:: EXTRACTED RECORDS ::

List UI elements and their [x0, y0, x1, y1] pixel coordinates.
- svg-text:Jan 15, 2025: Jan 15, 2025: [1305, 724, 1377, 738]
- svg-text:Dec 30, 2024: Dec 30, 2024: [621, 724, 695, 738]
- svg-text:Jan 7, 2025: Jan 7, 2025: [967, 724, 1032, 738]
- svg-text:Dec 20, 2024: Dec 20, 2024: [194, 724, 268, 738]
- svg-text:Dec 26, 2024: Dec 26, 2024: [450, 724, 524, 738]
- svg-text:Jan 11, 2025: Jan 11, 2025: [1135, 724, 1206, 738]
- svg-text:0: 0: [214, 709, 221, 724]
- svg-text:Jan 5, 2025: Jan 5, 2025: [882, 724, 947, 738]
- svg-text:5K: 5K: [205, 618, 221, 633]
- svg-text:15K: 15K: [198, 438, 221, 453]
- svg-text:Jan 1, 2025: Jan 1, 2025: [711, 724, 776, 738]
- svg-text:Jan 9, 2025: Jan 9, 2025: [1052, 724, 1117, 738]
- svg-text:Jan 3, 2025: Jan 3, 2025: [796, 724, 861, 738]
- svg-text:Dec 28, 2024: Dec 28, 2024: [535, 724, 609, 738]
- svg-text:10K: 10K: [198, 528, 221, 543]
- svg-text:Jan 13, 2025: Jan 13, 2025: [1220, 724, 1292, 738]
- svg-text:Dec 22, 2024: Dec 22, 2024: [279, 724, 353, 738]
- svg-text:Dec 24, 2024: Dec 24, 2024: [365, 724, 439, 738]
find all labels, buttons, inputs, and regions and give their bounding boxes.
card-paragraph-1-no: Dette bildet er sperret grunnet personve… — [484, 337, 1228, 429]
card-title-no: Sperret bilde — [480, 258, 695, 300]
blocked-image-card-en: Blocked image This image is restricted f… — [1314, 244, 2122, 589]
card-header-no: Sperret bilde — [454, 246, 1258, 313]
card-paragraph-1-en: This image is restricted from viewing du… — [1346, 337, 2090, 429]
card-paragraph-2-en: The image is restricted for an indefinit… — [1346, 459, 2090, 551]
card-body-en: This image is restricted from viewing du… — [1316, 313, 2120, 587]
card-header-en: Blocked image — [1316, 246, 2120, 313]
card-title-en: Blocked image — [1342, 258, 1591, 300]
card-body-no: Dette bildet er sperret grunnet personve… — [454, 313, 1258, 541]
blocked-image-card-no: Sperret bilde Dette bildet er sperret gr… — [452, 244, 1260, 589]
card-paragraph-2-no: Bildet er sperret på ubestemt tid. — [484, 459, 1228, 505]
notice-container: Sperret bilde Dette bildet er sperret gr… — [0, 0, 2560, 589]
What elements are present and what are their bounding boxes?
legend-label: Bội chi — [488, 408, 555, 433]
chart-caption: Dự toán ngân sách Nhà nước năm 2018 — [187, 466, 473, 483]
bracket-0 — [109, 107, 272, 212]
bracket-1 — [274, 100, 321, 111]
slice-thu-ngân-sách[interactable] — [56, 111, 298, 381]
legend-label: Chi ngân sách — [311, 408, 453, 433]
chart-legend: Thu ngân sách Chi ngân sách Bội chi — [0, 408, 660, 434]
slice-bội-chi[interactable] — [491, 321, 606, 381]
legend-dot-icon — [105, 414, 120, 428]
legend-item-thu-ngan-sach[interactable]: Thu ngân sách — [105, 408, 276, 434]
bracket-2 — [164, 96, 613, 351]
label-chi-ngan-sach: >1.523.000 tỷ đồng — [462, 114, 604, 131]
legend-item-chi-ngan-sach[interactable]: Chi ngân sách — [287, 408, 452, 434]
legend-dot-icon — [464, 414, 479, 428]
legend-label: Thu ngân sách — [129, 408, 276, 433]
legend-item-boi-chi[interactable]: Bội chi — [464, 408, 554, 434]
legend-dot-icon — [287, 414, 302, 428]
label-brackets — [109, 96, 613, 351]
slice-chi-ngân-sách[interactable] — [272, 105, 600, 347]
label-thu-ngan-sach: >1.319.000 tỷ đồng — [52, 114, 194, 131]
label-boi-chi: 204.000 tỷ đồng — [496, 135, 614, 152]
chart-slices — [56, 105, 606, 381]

:::

Locate each line in the records that contains the string "bounding", and copy those lines. Treat uppercase and lowercase as different.

find all labels, buttons, inputs, and regions and give their bounding boxes.
What elements are present and what are their bounding boxes?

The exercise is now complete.